[Begin]
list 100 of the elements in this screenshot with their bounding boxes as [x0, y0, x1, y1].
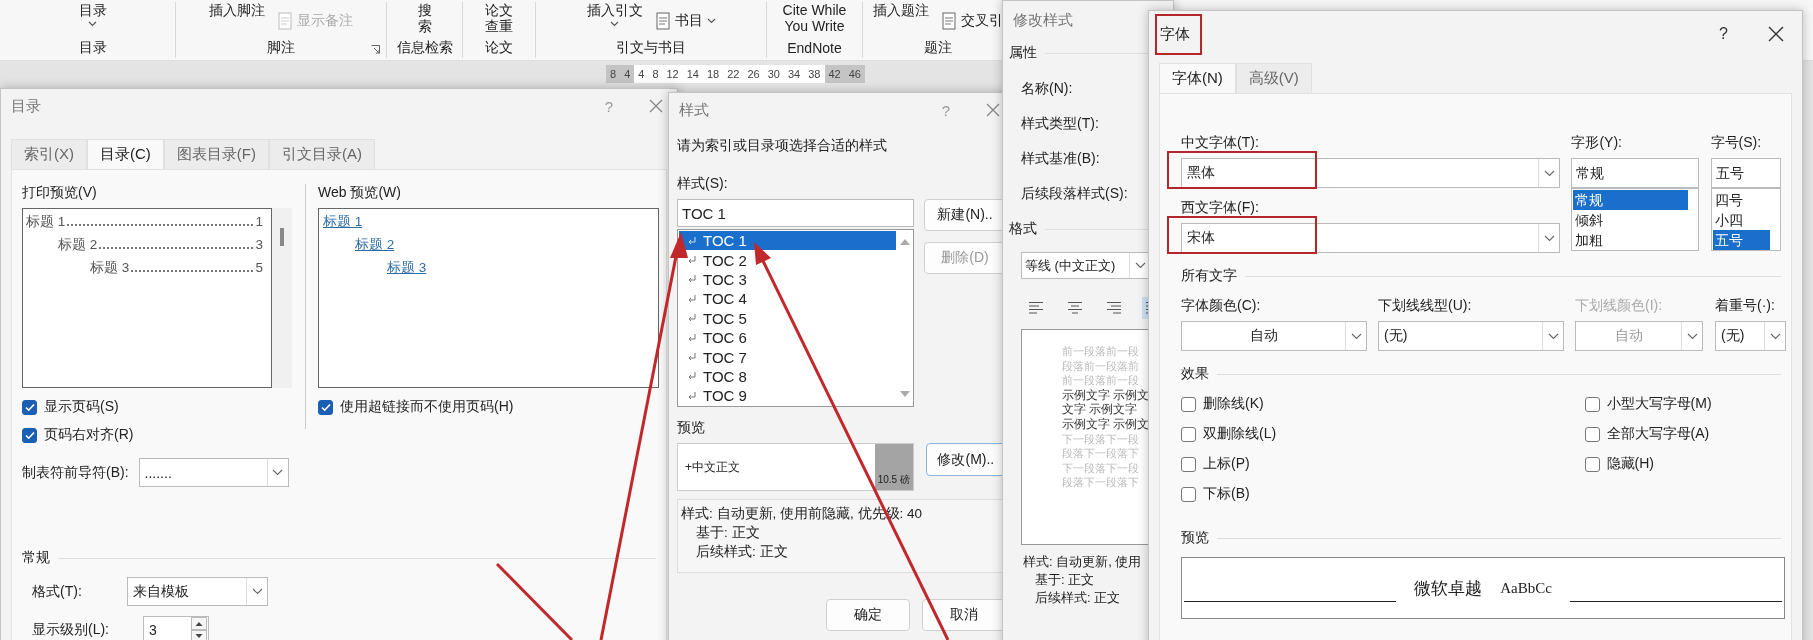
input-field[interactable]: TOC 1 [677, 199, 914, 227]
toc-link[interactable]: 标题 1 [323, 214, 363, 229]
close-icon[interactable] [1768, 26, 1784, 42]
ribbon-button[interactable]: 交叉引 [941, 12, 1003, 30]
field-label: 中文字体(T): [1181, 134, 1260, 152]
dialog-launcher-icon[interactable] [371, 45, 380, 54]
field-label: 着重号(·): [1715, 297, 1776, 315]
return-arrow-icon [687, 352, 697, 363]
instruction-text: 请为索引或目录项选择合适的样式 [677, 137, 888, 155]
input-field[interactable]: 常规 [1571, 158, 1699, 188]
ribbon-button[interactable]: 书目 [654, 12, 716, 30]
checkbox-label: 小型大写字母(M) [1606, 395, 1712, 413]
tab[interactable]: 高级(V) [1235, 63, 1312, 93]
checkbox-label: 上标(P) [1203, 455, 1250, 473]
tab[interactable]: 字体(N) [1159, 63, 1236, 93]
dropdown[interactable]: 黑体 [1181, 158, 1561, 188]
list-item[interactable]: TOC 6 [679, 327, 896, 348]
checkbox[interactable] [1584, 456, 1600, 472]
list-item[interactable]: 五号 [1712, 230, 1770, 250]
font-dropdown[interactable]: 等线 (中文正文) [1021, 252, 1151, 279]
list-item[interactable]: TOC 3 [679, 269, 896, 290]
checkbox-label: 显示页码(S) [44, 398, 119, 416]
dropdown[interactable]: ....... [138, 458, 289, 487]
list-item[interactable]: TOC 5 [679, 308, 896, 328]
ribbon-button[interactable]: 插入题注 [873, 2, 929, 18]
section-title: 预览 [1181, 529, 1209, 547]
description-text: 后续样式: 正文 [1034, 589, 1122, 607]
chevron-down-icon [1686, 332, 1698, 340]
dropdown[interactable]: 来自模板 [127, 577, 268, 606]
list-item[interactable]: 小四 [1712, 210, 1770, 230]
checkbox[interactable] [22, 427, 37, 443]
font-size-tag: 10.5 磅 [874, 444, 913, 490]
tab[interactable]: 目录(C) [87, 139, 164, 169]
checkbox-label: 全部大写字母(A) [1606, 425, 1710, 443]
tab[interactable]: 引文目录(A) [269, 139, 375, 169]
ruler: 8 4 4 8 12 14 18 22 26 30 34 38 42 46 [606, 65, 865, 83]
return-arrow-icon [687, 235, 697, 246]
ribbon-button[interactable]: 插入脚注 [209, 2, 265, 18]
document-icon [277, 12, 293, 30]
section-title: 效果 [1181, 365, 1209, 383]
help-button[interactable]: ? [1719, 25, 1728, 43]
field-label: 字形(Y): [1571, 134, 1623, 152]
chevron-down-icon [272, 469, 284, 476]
[End]
> [YOUR GOAL] Reproduce all of the entries above verbatim, omitting any pictures.

> [COMPLETED TASK]
list 100 of the elements in this screenshot with their bounding boxes as [x0, y0, x1, y1].
input-field[interactable]: TOC 1 [677, 199, 914, 227]
toc-link[interactable]: 标题 1 [323, 214, 363, 229]
close-icon[interactable] [1768, 26, 1784, 42]
ribbon-button[interactable]: 交叉引 [941, 12, 1003, 30]
field-label: 中文字体(T): [1181, 134, 1260, 152]
dialog-launcher-icon[interactable] [371, 45, 380, 54]
field-label: 着重号(·): [1715, 297, 1776, 315]
return-arrow-icon [687, 352, 697, 363]
instruction-text: 请为索引或目录项选择合适的样式 [677, 137, 888, 155]
input-field[interactable]: 常规 [1571, 158, 1699, 188]
ribbon-button[interactable]: 书目 [654, 12, 716, 30]
checkbox-label: 小型大写字母(M) [1606, 395, 1712, 413]
tab[interactable]: 高级(V) [1235, 63, 1312, 93]
checkbox-label: 上标(P) [1203, 455, 1250, 473]
tab[interactable]: 字体(N) [1159, 63, 1236, 93]
dropdown[interactable]: 黑体 [1181, 158, 1561, 188]
list-item[interactable]: TOC 6 [679, 327, 896, 348]
checkbox[interactable] [1584, 456, 1600, 472]
list-item[interactable]: 五号 [1712, 230, 1770, 250]
font-dropdown[interactable]: 等线 (中文正文) [1021, 252, 1151, 279]
list-item[interactable]: TOC 3 [679, 269, 896, 290]
checkbox-label: 显示页码(S) [44, 398, 119, 416]
dropdown[interactable]: ....... [138, 458, 289, 487]
list-item[interactable]: TOC 5 [679, 308, 896, 328]
ribbon-button[interactable]: 插入题注 [873, 2, 929, 18]
section-title: 预览 [1181, 529, 1209, 547]
description-text: 后续样式: 正文 [1034, 589, 1122, 607]
chevron-down-icon [1686, 332, 1698, 340]
dropdown[interactable]: 来自模板 [127, 577, 268, 606]
list-item[interactable]: 小四 [1712, 210, 1770, 230]
checkbox[interactable] [22, 427, 37, 443]
font-size-tag: 10.5 磅 [874, 444, 913, 490]
tab[interactable]: 目录(C) [87, 139, 164, 169]
checkbox-label: 全部大写字母(A) [1606, 425, 1710, 443]
tab[interactable]: 引文目录(A) [269, 139, 375, 169]
ruler: 8 4 4 8 12 14 18 22 26 30 34 38 42 46 [606, 65, 865, 83]
return-arrow-icon [687, 235, 697, 246]
ribbon-button[interactable]: 插入脚注 [209, 2, 265, 18]
document-icon [277, 12, 293, 30]
section-title: 效果 [1181, 365, 1209, 383]
help-button[interactable]: ? [1719, 25, 1728, 43]
field-label: 字形(Y): [1571, 134, 1623, 152]
chevron-down-icon [272, 469, 284, 476]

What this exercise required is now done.